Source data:
* start *

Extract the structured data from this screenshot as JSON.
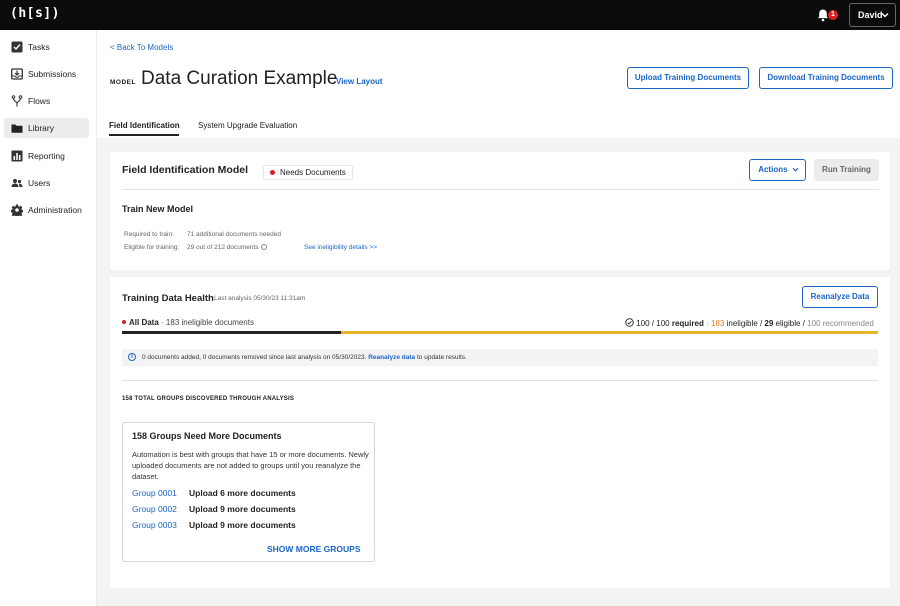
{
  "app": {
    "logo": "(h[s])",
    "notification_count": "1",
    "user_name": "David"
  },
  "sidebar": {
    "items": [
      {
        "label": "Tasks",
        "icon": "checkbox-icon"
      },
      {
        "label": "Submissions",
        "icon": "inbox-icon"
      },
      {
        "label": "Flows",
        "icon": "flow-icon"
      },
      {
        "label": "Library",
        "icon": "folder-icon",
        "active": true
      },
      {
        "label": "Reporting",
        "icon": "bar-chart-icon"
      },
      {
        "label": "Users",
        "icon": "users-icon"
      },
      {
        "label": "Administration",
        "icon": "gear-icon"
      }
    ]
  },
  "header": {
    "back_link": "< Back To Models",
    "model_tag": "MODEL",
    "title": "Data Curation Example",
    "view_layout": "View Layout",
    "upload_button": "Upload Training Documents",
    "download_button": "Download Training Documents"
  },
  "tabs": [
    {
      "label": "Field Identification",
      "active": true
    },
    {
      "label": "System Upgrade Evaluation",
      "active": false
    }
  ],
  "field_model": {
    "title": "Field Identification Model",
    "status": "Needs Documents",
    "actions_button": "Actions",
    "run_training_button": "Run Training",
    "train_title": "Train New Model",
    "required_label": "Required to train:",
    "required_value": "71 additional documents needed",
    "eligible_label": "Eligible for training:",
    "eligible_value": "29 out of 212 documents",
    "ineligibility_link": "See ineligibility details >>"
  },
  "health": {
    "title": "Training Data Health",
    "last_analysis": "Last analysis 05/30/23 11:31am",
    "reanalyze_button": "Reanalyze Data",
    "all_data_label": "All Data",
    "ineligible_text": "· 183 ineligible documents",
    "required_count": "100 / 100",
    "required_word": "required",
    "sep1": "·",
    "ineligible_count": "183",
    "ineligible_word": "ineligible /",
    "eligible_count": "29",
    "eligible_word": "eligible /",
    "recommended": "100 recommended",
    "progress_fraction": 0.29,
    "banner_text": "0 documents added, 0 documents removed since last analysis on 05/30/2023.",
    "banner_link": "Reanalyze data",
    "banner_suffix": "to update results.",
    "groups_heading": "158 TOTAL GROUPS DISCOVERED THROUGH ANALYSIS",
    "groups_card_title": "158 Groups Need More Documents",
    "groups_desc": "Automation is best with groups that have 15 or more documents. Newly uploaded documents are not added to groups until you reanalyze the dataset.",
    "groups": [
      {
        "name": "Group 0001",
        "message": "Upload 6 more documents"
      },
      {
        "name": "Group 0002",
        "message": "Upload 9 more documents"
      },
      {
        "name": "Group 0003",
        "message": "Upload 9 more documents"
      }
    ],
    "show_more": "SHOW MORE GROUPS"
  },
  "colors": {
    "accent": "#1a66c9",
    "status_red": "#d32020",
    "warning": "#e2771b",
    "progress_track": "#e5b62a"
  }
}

* end *

■ GOAL
Your copy should match the entries exactly, minus the pictures.

■ RESPONSE TO THE TASK
Extract the structured data from this screenshot as JSON.
{
  "app": {
    "logo": "(h[s])",
    "notification_count": "1",
    "user_name": "David"
  },
  "sidebar": {
    "items": [
      {
        "label": "Tasks",
        "icon": "checkbox-icon"
      },
      {
        "label": "Submissions",
        "icon": "inbox-icon"
      },
      {
        "label": "Flows",
        "icon": "flow-icon"
      },
      {
        "label": "Library",
        "icon": "folder-icon",
        "active": true
      },
      {
        "label": "Reporting",
        "icon": "bar-chart-icon"
      },
      {
        "label": "Users",
        "icon": "users-icon"
      },
      {
        "label": "Administration",
        "icon": "gear-icon"
      }
    ]
  },
  "header": {
    "back_link": "< Back To Models",
    "model_tag": "MODEL",
    "title": "Data Curation Example",
    "view_layout": "View Layout",
    "upload_button": "Upload Training Documents",
    "download_button": "Download Training Documents"
  },
  "tabs": [
    {
      "label": "Field Identification",
      "active": true
    },
    {
      "label": "System Upgrade Evaluation",
      "active": false
    }
  ],
  "field_model": {
    "title": "Field Identification Model",
    "status": "Needs Documents",
    "actions_button": "Actions",
    "run_training_button": "Run Training",
    "train_title": "Train New Model",
    "required_label": "Required to train:",
    "required_value": "71 additional documents needed",
    "eligible_label": "Eligible for training:",
    "eligible_value": "29 out of 212 documents",
    "ineligibility_link": "See ineligibility details >>"
  },
  "health": {
    "title": "Training Data Health",
    "last_analysis": "Last analysis 05/30/23 11:31am",
    "reanalyze_button": "Reanalyze Data",
    "all_data_label": "All Data",
    "ineligible_text": "· 183 ineligible documents",
    "required_count": "100 / 100",
    "required_word": "required",
    "sep1": "·",
    "ineligible_count": "183",
    "ineligible_word": "ineligible /",
    "eligible_count": "29",
    "eligible_word": "eligible /",
    "recommended": "100 recommended",
    "progress_fraction": 0.29,
    "banner_text": "0 documents added, 0 documents removed since last analysis on 05/30/2023.",
    "banner_link": "Reanalyze data",
    "banner_suffix": "to update results.",
    "groups_heading": "158 TOTAL GROUPS DISCOVERED THROUGH ANALYSIS",
    "groups_card_title": "158 Groups Need More Documents",
    "groups_desc": "Automation is best with groups that have 15 or more documents. Newly uploaded documents are not added to groups until you reanalyze the dataset.",
    "groups": [
      {
        "name": "Group 0001",
        "message": "Upload 6 more documents"
      },
      {
        "name": "Group 0002",
        "message": "Upload 9 more documents"
      },
      {
        "name": "Group 0003",
        "message": "Upload 9 more documents"
      }
    ],
    "show_more": "SHOW MORE GROUPS"
  },
  "colors": {
    "accent": "#1a66c9",
    "status_red": "#d32020",
    "warning": "#e2771b",
    "progress_track": "#e5b62a"
  }
}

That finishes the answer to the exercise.